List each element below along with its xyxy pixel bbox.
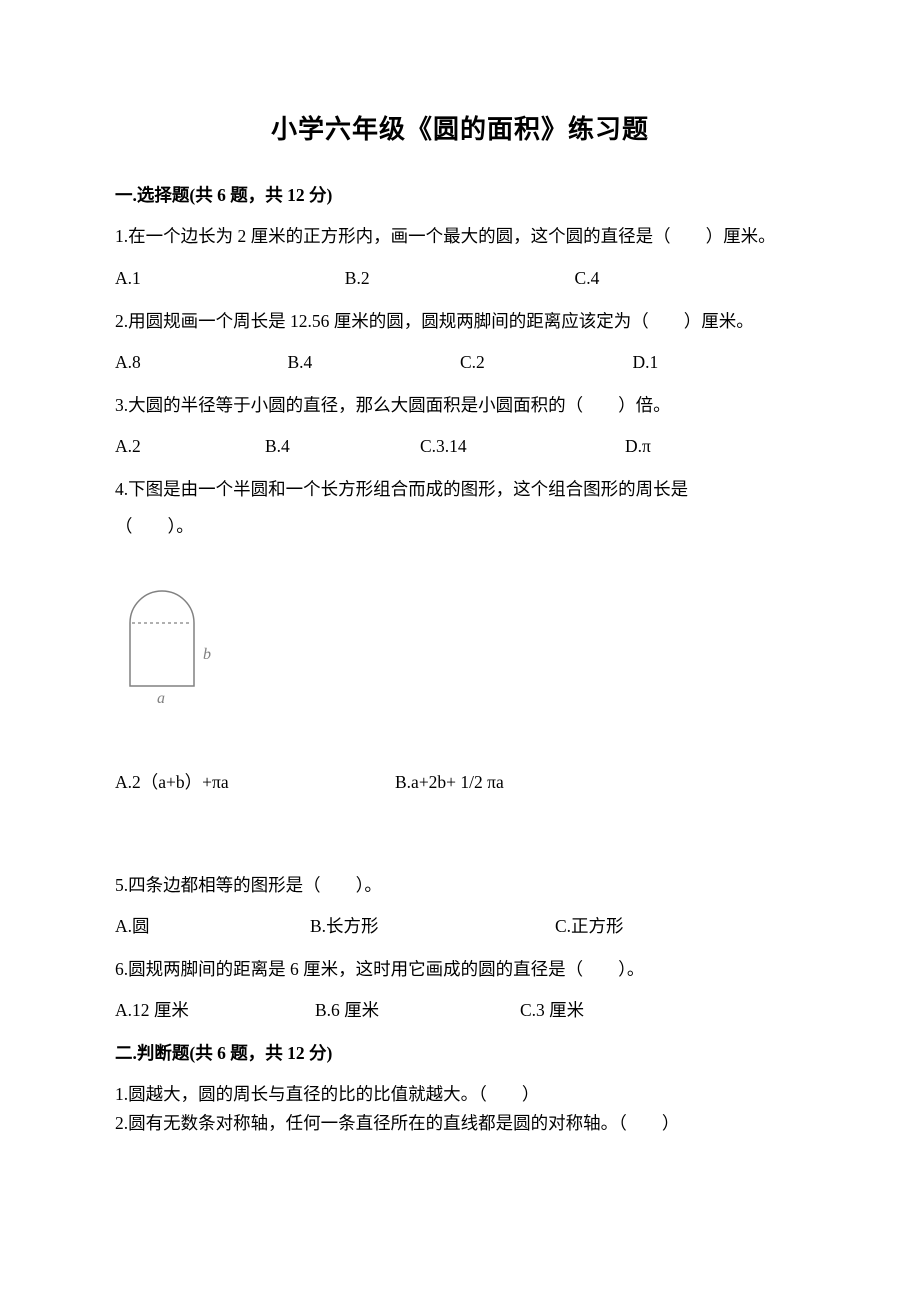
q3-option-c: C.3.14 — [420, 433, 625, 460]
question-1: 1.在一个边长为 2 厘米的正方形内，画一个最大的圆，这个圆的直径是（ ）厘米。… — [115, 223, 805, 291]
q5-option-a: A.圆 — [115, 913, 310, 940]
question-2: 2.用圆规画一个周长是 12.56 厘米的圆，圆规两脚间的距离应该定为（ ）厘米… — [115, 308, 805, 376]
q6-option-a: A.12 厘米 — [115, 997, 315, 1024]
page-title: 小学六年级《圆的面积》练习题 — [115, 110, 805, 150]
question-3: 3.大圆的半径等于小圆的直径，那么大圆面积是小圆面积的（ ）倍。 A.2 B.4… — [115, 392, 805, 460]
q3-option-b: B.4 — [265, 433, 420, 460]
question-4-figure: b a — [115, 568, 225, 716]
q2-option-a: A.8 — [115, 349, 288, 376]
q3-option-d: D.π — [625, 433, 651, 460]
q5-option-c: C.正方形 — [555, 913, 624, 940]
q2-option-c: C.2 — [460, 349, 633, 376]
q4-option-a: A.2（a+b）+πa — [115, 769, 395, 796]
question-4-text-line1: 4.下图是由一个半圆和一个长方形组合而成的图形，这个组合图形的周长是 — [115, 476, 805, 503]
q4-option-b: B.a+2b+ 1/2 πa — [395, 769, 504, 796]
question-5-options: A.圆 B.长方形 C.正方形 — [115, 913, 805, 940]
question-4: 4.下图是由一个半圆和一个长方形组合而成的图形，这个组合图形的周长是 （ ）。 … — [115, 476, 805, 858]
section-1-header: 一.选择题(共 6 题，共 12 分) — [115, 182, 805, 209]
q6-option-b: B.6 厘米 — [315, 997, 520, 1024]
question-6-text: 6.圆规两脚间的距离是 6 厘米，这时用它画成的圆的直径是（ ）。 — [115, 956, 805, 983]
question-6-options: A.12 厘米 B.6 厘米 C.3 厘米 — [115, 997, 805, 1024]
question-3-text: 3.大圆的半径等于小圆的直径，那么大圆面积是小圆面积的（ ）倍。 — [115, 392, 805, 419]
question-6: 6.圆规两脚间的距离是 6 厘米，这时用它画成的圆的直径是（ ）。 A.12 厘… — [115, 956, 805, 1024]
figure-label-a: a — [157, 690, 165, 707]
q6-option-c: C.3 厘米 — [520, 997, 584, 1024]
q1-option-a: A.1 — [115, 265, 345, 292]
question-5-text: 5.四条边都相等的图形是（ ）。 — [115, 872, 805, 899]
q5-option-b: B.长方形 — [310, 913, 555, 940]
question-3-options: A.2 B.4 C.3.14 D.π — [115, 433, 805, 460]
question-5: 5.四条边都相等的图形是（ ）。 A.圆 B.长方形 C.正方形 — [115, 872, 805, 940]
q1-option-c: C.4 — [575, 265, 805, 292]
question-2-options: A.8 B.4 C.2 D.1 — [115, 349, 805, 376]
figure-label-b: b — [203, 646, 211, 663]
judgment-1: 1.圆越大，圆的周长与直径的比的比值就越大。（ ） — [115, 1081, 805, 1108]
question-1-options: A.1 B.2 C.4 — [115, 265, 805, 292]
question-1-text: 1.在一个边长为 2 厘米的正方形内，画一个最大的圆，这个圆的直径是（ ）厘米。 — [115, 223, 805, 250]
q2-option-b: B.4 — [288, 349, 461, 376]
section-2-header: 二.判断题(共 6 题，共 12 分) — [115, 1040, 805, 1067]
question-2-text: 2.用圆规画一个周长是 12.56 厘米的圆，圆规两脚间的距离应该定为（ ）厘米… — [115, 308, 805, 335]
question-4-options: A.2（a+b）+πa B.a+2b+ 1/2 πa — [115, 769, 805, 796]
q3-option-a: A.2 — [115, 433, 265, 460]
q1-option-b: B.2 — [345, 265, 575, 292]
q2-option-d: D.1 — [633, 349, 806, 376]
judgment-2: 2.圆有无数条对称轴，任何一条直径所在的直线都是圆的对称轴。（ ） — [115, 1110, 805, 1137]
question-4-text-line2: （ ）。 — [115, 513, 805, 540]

==

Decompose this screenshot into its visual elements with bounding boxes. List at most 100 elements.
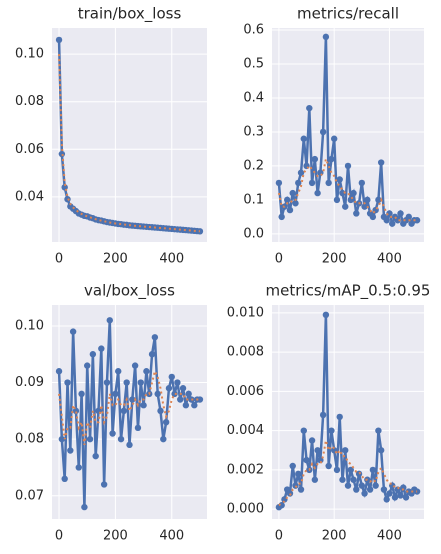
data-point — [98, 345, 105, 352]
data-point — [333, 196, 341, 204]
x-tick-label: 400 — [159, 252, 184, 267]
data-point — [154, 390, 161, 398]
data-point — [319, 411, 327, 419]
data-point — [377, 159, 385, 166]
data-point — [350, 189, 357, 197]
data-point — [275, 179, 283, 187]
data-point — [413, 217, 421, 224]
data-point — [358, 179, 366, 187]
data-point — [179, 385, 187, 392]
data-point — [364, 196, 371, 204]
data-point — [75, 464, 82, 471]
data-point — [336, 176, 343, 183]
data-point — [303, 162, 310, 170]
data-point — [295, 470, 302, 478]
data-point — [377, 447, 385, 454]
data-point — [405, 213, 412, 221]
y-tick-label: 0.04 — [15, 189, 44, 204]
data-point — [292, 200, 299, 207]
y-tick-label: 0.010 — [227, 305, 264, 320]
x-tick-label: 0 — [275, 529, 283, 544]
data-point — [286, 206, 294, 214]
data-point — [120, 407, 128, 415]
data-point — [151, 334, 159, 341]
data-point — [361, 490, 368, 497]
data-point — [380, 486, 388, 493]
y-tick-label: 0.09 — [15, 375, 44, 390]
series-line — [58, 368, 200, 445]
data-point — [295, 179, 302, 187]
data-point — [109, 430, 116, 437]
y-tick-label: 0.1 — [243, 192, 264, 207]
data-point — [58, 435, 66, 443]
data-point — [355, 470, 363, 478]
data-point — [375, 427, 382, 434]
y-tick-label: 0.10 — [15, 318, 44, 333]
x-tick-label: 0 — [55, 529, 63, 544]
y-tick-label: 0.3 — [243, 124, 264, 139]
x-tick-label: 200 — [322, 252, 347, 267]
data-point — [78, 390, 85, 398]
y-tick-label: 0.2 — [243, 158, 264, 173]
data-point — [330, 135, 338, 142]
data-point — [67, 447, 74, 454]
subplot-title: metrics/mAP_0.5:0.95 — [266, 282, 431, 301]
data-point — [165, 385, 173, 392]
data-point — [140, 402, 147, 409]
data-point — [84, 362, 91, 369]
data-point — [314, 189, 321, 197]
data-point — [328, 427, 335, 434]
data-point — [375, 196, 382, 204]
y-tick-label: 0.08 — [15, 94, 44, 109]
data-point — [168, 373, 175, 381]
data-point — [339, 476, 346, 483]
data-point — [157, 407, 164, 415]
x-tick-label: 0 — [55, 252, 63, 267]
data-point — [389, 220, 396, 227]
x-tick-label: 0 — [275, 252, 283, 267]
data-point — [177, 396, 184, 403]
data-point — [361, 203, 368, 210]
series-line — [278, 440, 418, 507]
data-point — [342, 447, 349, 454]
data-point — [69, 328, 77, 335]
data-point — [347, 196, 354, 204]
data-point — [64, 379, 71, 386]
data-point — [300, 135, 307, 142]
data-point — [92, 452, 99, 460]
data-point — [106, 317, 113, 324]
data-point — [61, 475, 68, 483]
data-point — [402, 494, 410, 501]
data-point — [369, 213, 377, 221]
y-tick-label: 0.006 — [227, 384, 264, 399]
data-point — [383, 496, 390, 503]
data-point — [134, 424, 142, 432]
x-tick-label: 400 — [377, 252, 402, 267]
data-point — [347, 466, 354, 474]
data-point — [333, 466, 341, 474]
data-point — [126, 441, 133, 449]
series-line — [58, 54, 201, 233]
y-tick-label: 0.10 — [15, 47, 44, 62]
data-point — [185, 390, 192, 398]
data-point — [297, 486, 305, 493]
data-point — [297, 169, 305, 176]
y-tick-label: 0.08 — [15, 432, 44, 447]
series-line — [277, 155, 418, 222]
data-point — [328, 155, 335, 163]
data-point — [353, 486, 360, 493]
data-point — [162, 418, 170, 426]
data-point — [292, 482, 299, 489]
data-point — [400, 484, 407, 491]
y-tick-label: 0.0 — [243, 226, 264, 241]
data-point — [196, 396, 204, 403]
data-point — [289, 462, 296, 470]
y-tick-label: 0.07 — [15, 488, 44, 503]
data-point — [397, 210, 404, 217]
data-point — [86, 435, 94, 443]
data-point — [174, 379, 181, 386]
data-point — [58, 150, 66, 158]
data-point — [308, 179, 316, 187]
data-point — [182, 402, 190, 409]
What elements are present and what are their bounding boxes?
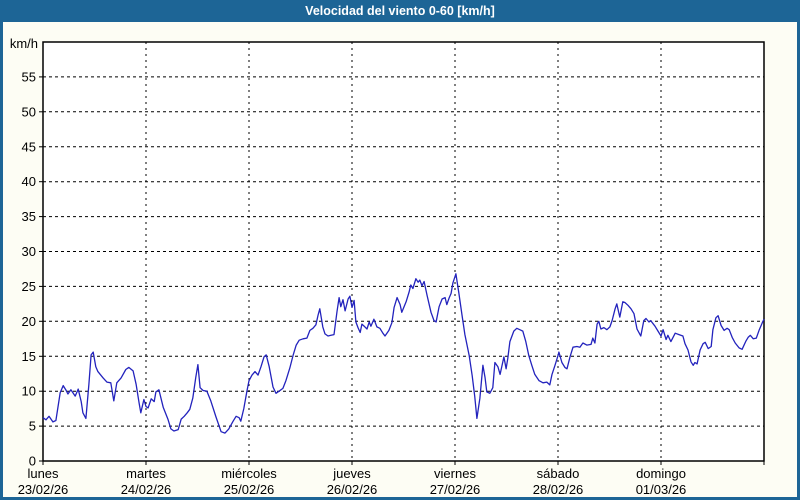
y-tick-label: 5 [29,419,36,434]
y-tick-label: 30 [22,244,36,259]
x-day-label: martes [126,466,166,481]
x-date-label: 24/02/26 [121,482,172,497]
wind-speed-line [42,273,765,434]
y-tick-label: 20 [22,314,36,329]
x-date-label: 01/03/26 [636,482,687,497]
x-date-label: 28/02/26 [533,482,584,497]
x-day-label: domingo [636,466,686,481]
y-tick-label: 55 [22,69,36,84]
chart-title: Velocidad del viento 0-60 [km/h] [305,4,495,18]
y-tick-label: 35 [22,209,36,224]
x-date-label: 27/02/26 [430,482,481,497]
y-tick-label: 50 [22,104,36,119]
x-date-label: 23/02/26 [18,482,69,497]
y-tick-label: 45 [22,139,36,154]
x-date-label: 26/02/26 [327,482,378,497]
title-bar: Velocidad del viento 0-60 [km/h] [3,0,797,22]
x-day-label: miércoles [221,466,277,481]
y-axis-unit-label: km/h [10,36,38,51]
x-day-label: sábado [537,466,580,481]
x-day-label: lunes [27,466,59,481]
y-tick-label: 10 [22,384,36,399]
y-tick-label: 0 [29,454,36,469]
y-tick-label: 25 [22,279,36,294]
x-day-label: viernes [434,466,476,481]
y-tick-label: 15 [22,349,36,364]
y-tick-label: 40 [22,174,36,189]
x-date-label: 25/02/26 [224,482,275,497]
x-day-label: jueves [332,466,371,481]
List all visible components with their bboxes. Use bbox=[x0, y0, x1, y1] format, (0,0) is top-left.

#### Problem details:
Retype the entries from the line containing "q3-option-c: C.3.14 — [420, 433, 625, 460]" to the line containing "question-3: 3.大圆的半径等于小圆的直径，那么大圆面积是小圆面积的（ ）倍。", keeping both of those lines.

#### Solution for this task:
q3-option-c: C.3.14 — [420, 433, 625, 460]
question-1: 1.在一个边长为 2 厘米的正方形内，画一个最大的圆，这个圆的直径是（ ）厘米。… — [115, 223, 805, 291]
q5-option-a: A.圆 — [115, 913, 310, 940]
question-2: 2.用圆规画一个周长是 12.56 厘米的圆，圆规两脚间的距离应该定为（ ）厘米… — [115, 308, 805, 376]
q6-option-a: A.12 厘米 — [115, 997, 315, 1024]
page-title: 小学六年级《圆的面积》练习题 — [115, 110, 805, 150]
question-3: 3.大圆的半径等于小圆的直径，那么大圆面积是小圆面积的（ ）倍。 A.2 B.4… — [115, 392, 805, 460]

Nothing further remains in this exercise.